◆ **EXTRACTED INFORMATION**
+ + + +
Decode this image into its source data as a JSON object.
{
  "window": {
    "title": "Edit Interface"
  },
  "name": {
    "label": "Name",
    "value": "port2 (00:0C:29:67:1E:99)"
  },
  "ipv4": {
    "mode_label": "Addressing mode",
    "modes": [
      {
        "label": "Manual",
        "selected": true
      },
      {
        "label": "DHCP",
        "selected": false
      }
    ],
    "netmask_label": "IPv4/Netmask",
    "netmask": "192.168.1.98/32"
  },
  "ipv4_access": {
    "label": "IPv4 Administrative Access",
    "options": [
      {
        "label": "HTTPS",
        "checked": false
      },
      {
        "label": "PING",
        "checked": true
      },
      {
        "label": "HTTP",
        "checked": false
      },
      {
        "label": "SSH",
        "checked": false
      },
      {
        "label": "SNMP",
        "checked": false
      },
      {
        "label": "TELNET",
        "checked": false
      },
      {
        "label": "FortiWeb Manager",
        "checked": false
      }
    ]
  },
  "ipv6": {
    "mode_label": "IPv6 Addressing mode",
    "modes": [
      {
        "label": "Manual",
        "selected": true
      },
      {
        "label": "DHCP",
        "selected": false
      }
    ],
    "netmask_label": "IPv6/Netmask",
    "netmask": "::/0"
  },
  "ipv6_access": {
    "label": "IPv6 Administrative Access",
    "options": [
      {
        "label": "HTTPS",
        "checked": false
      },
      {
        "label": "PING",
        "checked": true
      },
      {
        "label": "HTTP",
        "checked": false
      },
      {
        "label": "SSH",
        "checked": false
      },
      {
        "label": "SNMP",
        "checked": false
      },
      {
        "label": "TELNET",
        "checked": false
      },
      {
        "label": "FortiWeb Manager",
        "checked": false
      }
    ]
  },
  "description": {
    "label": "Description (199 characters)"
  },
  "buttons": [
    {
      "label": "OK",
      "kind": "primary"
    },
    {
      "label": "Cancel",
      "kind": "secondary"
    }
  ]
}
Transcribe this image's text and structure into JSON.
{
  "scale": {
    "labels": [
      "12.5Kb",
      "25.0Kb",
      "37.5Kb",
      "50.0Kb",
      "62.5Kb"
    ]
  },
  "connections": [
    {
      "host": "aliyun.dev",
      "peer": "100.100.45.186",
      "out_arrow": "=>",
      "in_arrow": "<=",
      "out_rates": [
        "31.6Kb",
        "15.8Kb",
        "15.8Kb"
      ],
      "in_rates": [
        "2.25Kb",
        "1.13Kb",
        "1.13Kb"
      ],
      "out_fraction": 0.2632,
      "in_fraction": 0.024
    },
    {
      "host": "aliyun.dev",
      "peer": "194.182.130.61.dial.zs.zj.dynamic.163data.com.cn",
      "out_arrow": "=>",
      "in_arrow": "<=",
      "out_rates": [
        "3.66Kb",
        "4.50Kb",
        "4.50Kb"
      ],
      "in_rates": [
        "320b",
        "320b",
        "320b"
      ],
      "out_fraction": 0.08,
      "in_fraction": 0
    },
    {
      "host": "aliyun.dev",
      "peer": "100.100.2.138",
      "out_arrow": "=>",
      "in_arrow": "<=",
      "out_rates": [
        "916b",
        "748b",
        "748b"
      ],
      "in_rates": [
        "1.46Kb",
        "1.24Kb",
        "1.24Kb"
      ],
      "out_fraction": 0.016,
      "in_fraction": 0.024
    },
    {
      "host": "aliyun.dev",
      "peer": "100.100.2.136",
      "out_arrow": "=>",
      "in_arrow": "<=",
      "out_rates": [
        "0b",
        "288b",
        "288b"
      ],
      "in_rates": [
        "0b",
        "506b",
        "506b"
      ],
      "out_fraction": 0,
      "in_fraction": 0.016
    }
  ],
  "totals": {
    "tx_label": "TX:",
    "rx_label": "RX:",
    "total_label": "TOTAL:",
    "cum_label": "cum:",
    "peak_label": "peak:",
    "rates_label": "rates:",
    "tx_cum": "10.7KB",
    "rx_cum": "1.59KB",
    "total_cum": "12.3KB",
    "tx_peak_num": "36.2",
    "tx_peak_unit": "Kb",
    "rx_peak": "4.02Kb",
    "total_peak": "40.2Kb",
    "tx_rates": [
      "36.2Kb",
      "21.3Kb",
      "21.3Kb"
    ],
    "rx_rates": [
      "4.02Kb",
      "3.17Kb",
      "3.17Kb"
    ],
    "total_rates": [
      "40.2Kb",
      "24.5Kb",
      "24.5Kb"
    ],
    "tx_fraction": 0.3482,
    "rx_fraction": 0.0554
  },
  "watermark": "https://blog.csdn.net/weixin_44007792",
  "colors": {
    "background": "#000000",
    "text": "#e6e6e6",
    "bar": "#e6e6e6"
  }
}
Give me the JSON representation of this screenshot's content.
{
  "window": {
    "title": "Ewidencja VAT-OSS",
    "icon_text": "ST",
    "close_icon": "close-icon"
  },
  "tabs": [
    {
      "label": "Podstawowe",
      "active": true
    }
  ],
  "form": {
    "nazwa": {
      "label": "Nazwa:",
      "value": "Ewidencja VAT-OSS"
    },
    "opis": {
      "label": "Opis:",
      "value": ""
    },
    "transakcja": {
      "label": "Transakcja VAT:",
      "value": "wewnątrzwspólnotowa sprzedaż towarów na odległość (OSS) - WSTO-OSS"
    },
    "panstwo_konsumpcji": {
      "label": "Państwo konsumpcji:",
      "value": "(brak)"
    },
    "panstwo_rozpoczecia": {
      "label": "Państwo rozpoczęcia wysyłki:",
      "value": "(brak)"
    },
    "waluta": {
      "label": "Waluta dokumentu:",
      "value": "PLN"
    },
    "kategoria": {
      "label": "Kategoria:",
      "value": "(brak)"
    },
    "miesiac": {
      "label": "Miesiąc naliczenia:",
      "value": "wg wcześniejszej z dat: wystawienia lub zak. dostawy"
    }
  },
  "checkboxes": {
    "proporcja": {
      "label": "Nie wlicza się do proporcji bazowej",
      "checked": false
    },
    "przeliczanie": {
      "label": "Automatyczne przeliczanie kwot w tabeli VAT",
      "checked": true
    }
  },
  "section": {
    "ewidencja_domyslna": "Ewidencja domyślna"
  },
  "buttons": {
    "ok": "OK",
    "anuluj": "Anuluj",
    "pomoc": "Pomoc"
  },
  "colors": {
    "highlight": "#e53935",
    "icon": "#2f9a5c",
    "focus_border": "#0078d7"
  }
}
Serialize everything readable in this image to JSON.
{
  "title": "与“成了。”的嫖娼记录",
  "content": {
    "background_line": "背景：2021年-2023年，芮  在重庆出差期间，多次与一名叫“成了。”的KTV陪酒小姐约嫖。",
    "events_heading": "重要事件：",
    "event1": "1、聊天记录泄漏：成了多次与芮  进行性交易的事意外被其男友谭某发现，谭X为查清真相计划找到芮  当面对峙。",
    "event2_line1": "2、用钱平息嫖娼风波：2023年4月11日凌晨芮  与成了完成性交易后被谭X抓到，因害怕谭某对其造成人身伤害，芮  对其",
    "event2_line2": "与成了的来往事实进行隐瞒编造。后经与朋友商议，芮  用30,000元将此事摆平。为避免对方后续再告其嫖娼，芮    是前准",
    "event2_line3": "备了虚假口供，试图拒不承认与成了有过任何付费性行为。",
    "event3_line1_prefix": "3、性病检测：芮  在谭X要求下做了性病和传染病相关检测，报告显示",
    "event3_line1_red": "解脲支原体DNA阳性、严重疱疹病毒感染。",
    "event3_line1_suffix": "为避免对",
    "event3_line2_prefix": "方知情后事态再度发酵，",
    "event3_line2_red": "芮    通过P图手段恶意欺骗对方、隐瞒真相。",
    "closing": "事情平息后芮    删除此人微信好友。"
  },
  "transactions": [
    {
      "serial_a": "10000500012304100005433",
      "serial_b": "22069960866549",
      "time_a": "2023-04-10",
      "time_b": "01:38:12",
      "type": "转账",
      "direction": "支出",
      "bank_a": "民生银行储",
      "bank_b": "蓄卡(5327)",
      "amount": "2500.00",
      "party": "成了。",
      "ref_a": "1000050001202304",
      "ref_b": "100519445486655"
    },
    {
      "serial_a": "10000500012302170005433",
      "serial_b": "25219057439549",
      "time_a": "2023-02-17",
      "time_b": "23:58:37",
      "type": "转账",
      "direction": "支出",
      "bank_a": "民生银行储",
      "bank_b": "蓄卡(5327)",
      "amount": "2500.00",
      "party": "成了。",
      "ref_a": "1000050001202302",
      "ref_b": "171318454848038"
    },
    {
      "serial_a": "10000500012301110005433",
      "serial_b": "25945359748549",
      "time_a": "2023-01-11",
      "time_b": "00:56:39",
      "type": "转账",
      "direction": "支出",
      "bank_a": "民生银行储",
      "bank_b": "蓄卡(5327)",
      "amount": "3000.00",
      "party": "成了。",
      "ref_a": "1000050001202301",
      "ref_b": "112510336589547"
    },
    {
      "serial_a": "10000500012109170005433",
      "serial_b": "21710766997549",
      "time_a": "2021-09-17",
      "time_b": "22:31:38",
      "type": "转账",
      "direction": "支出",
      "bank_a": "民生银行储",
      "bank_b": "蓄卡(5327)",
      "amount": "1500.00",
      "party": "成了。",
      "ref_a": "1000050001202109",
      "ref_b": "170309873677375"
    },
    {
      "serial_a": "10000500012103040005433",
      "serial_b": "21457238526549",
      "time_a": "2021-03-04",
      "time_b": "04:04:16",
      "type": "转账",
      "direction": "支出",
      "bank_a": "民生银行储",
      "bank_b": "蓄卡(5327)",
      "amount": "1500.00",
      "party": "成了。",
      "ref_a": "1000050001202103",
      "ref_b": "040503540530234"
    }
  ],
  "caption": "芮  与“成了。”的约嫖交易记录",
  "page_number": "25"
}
+ + + +
◆ **WRITTEN REQUEST**
Each line that contains the string "image" counts once; say how many there are and nothing else.

◆ **EXPECTED ANSWER**
3